— start of EXERCISE INPUTS —

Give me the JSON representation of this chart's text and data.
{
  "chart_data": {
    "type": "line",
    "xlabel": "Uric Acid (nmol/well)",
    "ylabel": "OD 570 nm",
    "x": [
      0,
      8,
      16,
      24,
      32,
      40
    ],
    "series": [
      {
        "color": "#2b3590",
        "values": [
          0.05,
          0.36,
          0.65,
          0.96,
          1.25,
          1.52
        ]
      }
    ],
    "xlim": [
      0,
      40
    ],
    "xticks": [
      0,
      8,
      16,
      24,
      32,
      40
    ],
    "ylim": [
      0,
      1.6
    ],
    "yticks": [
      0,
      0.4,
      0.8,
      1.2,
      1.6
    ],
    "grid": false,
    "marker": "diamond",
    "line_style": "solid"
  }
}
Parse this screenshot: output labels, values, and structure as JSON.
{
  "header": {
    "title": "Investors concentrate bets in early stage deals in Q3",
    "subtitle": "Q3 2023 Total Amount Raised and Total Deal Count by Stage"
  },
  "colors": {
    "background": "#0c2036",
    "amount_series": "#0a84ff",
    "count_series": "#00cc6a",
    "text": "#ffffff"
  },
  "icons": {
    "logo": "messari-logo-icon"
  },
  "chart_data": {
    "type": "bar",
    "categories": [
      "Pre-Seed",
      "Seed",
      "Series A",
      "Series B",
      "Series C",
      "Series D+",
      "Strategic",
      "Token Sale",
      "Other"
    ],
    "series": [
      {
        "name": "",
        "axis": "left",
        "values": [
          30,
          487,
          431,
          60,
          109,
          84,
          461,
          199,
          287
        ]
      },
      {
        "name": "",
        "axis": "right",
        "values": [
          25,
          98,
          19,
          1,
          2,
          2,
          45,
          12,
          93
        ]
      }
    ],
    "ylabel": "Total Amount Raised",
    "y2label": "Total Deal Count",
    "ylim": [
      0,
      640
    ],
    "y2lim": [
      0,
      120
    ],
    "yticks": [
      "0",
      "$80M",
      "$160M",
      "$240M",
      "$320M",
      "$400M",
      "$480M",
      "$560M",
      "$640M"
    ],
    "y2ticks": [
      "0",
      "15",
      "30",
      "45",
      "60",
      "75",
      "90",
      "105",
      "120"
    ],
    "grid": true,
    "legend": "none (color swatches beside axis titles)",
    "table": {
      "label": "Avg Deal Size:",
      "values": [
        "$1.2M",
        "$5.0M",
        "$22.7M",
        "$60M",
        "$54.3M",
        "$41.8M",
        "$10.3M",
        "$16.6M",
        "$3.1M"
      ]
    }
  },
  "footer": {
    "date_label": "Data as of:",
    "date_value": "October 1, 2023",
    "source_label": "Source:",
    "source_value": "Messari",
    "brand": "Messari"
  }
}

— end of EXERCISE INPUTS —

= WHAT YOU SHOULD DO =
All of the entries must be written out exactly as they stand.

= FULL ANSWER =
Give me the JSON representation of this chart's text and data.
{
  "chart_data": {
    "type": "line",
    "xlabel": "Uric Acid (nmol/well)",
    "ylabel": "OD 570 nm",
    "x": [
      0,
      8,
      16,
      24,
      32,
      40
    ],
    "series": [
      {
        "color": "#2b3590",
        "values": [
          0.05,
          0.36,
          0.65,
          0.96,
          1.25,
          1.52
        ]
      }
    ],
    "xlim": [
      0,
      40
    ],
    "xticks": [
      0,
      8,
      16,
      24,
      32,
      40
    ],
    "ylim": [
      0,
      1.6
    ],
    "yticks": [
      0,
      0.4,
      0.8,
      1.2,
      1.6
    ],
    "grid": false,
    "marker": "diamond",
    "line_style": "solid"
  }
}
Parse this screenshot: output labels, values, and structure as JSON.
{
  "header": {
    "title": "Investors concentrate bets in early stage deals in Q3",
    "subtitle": "Q3 2023 Total Amount Raised and Total Deal Count by Stage"
  },
  "colors": {
    "background": "#0c2036",
    "amount_series": "#0a84ff",
    "count_series": "#00cc6a",
    "text": "#ffffff"
  },
  "icons": {
    "logo": "messari-logo-icon"
  },
  "chart_data": {
    "type": "bar",
    "categories": [
      "Pre-Seed",
      "Seed",
      "Series A",
      "Series B",
      "Series C",
      "Series D+",
      "Strategic",
      "Token Sale",
      "Other"
    ],
    "series": [
      {
        "name": "",
        "axis": "left",
        "values": [
          30,
          487,
          431,
          60,
          109,
          84,
          461,
          199,
          287
        ]
      },
      {
        "name": "",
        "axis": "right",
        "values": [
          25,
          98,
          19,
          1,
          2,
          2,
          45,
          12,
          93
        ]
      }
    ],
    "ylabel": "Total Amount Raised",
    "y2label": "Total Deal Count",
    "ylim": [
      0,
      640
    ],
    "y2lim": [
      0,
      120
    ],
    "yticks": [
      "0",
      "$80M",
      "$160M",
      "$240M",
      "$320M",
      "$400M",
      "$480M",
      "$560M",
      "$640M"
    ],
    "y2ticks": [
      "0",
      "15",
      "30",
      "45",
      "60",
      "75",
      "90",
      "105",
      "120"
    ],
    "grid": true,
    "legend": "none (color swatches beside axis titles)",
    "table": {
      "label": "Avg Deal Size:",
      "values": [
        "$1.2M",
        "$5.0M",
        "$22.7M",
        "$60M",
        "$54.3M",
        "$41.8M",
        "$10.3M",
        "$16.6M",
        "$3.1M"
      ]
    }
  },
  "footer": {
    "date_label": "Data as of:",
    "date_value": "October 1, 2023",
    "source_label": "Source:",
    "source_value": "Messari",
    "brand": "Messari"
  }
}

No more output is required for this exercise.